- What to do
Your copy of the material must match it exactly, except that pictures are dropped.
# start of Record excerpts
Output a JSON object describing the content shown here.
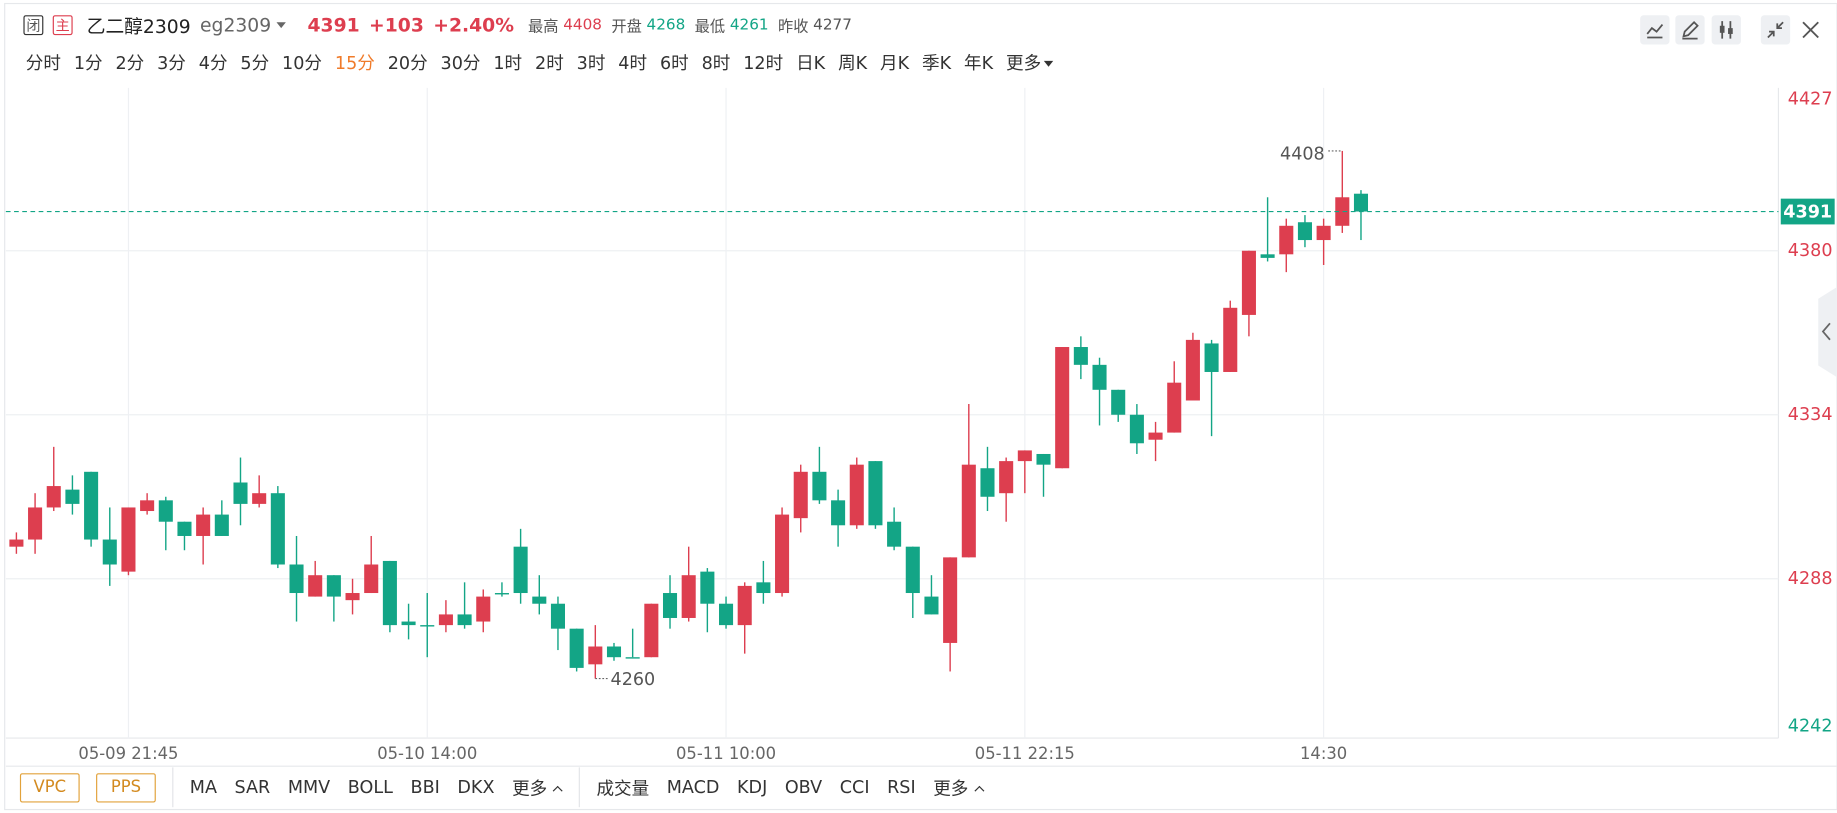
{
  "header": {
    "status": "闭",
    "main": "主",
    "name": "乙二醇2309",
    "code": "eg2309",
    "price": 4391,
    "change": "+103",
    "change_pct": "+2.40%",
    "stats": [
      {
        "label": "最高",
        "value": 4408
      },
      {
        "label": "开盘",
        "value": 4268
      },
      {
        "label": "最低",
        "value": 4261
      },
      {
        "label": "昨收",
        "value": 4277
      }
    ]
  },
  "intervals": [
    "分时",
    "1分",
    "2分",
    "3分",
    "4分",
    "5分",
    "10分",
    "15分",
    "20分",
    "30分",
    "1时",
    "2时",
    "3时",
    "4时",
    "6时",
    "8时",
    "12时",
    "日K",
    "周K",
    "月K",
    "季K",
    "年K",
    "更多"
  ],
  "active_interval": 7,
  "indicator_buttons": [
    "VPC",
    "PPS"
  ],
  "main_indicators": [
    "MA",
    "SAR",
    "MMV",
    "BOLL",
    "BBI",
    "DKX",
    "更多"
  ],
  "sub_indicators": [
    "成交量",
    "MACD",
    "KDJ",
    "OBV",
    "CCI",
    "RSI",
    "更多"
  ],
  "chart_data": {
    "type": "candlestick",
    "categories": [
      null,
      null,
      null,
      null,
      null,
      null,
      "05-09 21:45",
      null,
      null,
      null,
      null,
      null,
      null,
      null,
      null,
      null,
      null,
      null,
      null,
      null,
      null,
      null,
      "05-10 14:00",
      null,
      null,
      null,
      null,
      null,
      null,
      null,
      null,
      null,
      null,
      null,
      null,
      null,
      null,
      null,
      "05-11 10:00",
      null,
      null,
      null,
      null,
      null,
      null,
      null,
      null,
      null,
      null,
      null,
      null,
      null,
      null,
      null,
      "05-11 22:15",
      null,
      null,
      null,
      null,
      null,
      null,
      null,
      null,
      null,
      null,
      null,
      null,
      null,
      null,
      null,
      "14:30",
      null,
      null
    ],
    "open": [
      4297,
      4299,
      4308,
      4313,
      4318,
      4299,
      4290,
      4307,
      4310,
      4304,
      4300,
      4306,
      4315,
      4309,
      4312,
      4292,
      4283,
      4289,
      4282,
      4284,
      4293,
      4276,
      4275,
      4275,
      4278,
      4276,
      4284,
      4297,
      4283,
      4281,
      4274,
      4264,
      4269,
      4266,
      4266,
      4284,
      4277,
      4290,
      4281,
      4275,
      4287,
      4284,
      4305,
      4318,
      4310,
      4303,
      4321,
      4304,
      4297,
      4283,
      4270,
      4294,
      4319,
      4312,
      4321,
      4323,
      4319,
      4353,
      4348,
      4341,
      4334,
      4327,
      4329,
      4338,
      4354,
      4346,
      4362,
      4379,
      4379,
      4388,
      4383,
      4387,
      4396
    ],
    "high": [
      4301,
      4312,
      4325,
      4317,
      4318,
      4308,
      4308,
      4312,
      4311,
      4304,
      4308,
      4310,
      4322,
      4317,
      4314,
      4300,
      4293,
      4289,
      4288,
      4300,
      4293,
      4281,
      4284,
      4282,
      4287,
      4285,
      4287,
      4302,
      4289,
      4283,
      4274,
      4275,
      4270,
      4274,
      4281,
      4289,
      4297,
      4291,
      4283,
      4287,
      4293,
      4308,
      4320,
      4325,
      4313,
      4322,
      4321,
      4308,
      4297,
      4289,
      4294,
      4337,
      4325,
      4322,
      4324,
      4323,
      4353,
      4356,
      4350,
      4341,
      4337,
      4332,
      4349,
      4357,
      4355,
      4366,
      4380,
      4395,
      4389,
      4390,
      4389,
      4408,
      4397
    ],
    "low": [
      4295,
      4295,
      4307,
      4306,
      4297,
      4286,
      4289,
      4306,
      4296,
      4296,
      4292,
      4300,
      4303,
      4308,
      4291,
      4276,
      4283,
      4276,
      4278,
      4284,
      4273,
      4271,
      4266,
      4273,
      4274,
      4273,
      4283,
      4281,
      4278,
      4268,
      4262,
      4260,
      4265,
      4266,
      4266,
      4274,
      4276,
      4273,
      4274,
      4267,
      4281,
      4283,
      4301,
      4309,
      4297,
      4302,
      4302,
      4296,
      4277,
      4278,
      4262,
      4294,
      4307,
      4304,
      4312,
      4311,
      4319,
      4344,
      4331,
      4332,
      4323,
      4321,
      4329,
      4338,
      4328,
      4346,
      4356,
      4377,
      4374,
      4381,
      4376,
      4385,
      4383
    ],
    "close": [
      4299,
      4308,
      4314,
      4309,
      4299,
      4292,
      4308,
      4310,
      4304,
      4300,
      4306,
      4300,
      4309,
      4312,
      4292,
      4284,
      4289,
      4283,
      4284,
      4292,
      4275,
      4275,
      4275,
      4278,
      4275,
      4283,
      4284,
      4284,
      4281,
      4274,
      4263,
      4269,
      4266,
      4266,
      4281,
      4277,
      4289,
      4281,
      4275,
      4286,
      4284,
      4306,
      4318,
      4310,
      4303,
      4320,
      4303,
      4297,
      4284,
      4278,
      4294,
      4320,
      4311,
      4321,
      4324,
      4320,
      4353,
      4348,
      4341,
      4334,
      4326,
      4329,
      4343,
      4355,
      4346,
      4364,
      4380,
      4378,
      4387,
      4383,
      4387,
      4395,
      4391
    ],
    "ylim": [
      4242,
      4427
    ],
    "yticks": [
      4242,
      4288,
      4334,
      4380,
      4427
    ],
    "grid": true,
    "up_color": "#dd3e4f",
    "down_color": "#13a586"
  }
}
# end of Record excerpts
- Final result
Output a JSON object describing the content shown here.
{
  "header": {
    "status": "闭",
    "main": "主",
    "name": "乙二醇2309",
    "code": "eg2309",
    "price": 4391,
    "change": "+103",
    "change_pct": "+2.40%",
    "stats": [
      {
        "label": "最高",
        "value": 4408
      },
      {
        "label": "开盘",
        "value": 4268
      },
      {
        "label": "最低",
        "value": 4261
      },
      {
        "label": "昨收",
        "value": 4277
      }
    ]
  },
  "intervals": [
    "分时",
    "1分",
    "2分",
    "3分",
    "4分",
    "5分",
    "10分",
    "15分",
    "20分",
    "30分",
    "1时",
    "2时",
    "3时",
    "4时",
    "6时",
    "8时",
    "12时",
    "日K",
    "周K",
    "月K",
    "季K",
    "年K",
    "更多"
  ],
  "active_interval": 7,
  "indicator_buttons": [
    "VPC",
    "PPS"
  ],
  "main_indicators": [
    "MA",
    "SAR",
    "MMV",
    "BOLL",
    "BBI",
    "DKX",
    "更多"
  ],
  "sub_indicators": [
    "成交量",
    "MACD",
    "KDJ",
    "OBV",
    "CCI",
    "RSI",
    "更多"
  ],
  "chart_data": {
    "type": "candlestick",
    "categories": [
      null,
      null,
      null,
      null,
      null,
      null,
      "05-09 21:45",
      null,
      null,
      null,
      null,
      null,
      null,
      null,
      null,
      null,
      null,
      null,
      null,
      null,
      null,
      null,
      "05-10 14:00",
      null,
      null,
      null,
      null,
      null,
      null,
      null,
      null,
      null,
      null,
      null,
      null,
      null,
      null,
      null,
      "05-11 10:00",
      null,
      null,
      null,
      null,
      null,
      null,
      null,
      null,
      null,
      null,
      null,
      null,
      null,
      null,
      null,
      "05-11 22:15",
      null,
      null,
      null,
      null,
      null,
      null,
      null,
      null,
      null,
      null,
      null,
      null,
      null,
      null,
      null,
      "14:30",
      null,
      null
    ],
    "open": [
      4297,
      4299,
      4308,
      4313,
      4318,
      4299,
      4290,
      4307,
      4310,
      4304,
      4300,
      4306,
      4315,
      4309,
      4312,
      4292,
      4283,
      4289,
      4282,
      4284,
      4293,
      4276,
      4275,
      4275,
      4278,
      4276,
      4284,
      4297,
      4283,
      4281,
      4274,
      4264,
      4269,
      4266,
      4266,
      4284,
      4277,
      4290,
      4281,
      4275,
      4287,
      4284,
      4305,
      4318,
      4310,
      4303,
      4321,
      4304,
      4297,
      4283,
      4270,
      4294,
      4319,
      4312,
      4321,
      4323,
      4319,
      4353,
      4348,
      4341,
      4334,
      4327,
      4329,
      4338,
      4354,
      4346,
      4362,
      4379,
      4379,
      4388,
      4383,
      4387,
      4396
    ],
    "high": [
      4301,
      4312,
      4325,
      4317,
      4318,
      4308,
      4308,
      4312,
      4311,
      4304,
      4308,
      4310,
      4322,
      4317,
      4314,
      4300,
      4293,
      4289,
      4288,
      4300,
      4293,
      4281,
      4284,
      4282,
      4287,
      4285,
      4287,
      4302,
      4289,
      4283,
      4274,
      4275,
      4270,
      4274,
      4281,
      4289,
      4297,
      4291,
      4283,
      4287,
      4293,
      4308,
      4320,
      4325,
      4313,
      4322,
      4321,
      4308,
      4297,
      4289,
      4294,
      4337,
      4325,
      4322,
      4324,
      4323,
      4353,
      4356,
      4350,
      4341,
      4337,
      4332,
      4349,
      4357,
      4355,
      4366,
      4380,
      4395,
      4389,
      4390,
      4389,
      4408,
      4397
    ],
    "low": [
      4295,
      4295,
      4307,
      4306,
      4297,
      4286,
      4289,
      4306,
      4296,
      4296,
      4292,
      4300,
      4303,
      4308,
      4291,
      4276,
      4283,
      4276,
      4278,
      4284,
      4273,
      4271,
      4266,
      4273,
      4274,
      4273,
      4283,
      4281,
      4278,
      4268,
      4262,
      4260,
      4265,
      4266,
      4266,
      4274,
      4276,
      4273,
      4274,
      4267,
      4281,
      4283,
      4301,
      4309,
      4297,
      4302,
      4302,
      4296,
      4277,
      4278,
      4262,
      4294,
      4307,
      4304,
      4312,
      4311,
      4319,
      4344,
      4331,
      4332,
      4323,
      4321,
      4329,
      4338,
      4328,
      4346,
      4356,
      4377,
      4374,
      4381,
      4376,
      4385,
      4383
    ],
    "close": [
      4299,
      4308,
      4314,
      4309,
      4299,
      4292,
      4308,
      4310,
      4304,
      4300,
      4306,
      4300,
      4309,
      4312,
      4292,
      4284,
      4289,
      4283,
      4284,
      4292,
      4275,
      4275,
      4275,
      4278,
      4275,
      4283,
      4284,
      4284,
      4281,
      4274,
      4263,
      4269,
      4266,
      4266,
      4281,
      4277,
      4289,
      4281,
      4275,
      4286,
      4284,
      4306,
      4318,
      4310,
      4303,
      4320,
      4303,
      4297,
      4284,
      4278,
      4294,
      4320,
      4311,
      4321,
      4324,
      4320,
      4353,
      4348,
      4341,
      4334,
      4326,
      4329,
      4343,
      4355,
      4346,
      4364,
      4380,
      4378,
      4387,
      4383,
      4387,
      4395,
      4391
    ],
    "ylim": [
      4242,
      4427
    ],
    "yticks": [
      4242,
      4288,
      4334,
      4380,
      4427
    ],
    "grid": true,
    "up_color": "#dd3e4f",
    "down_color": "#13a586"
  }
}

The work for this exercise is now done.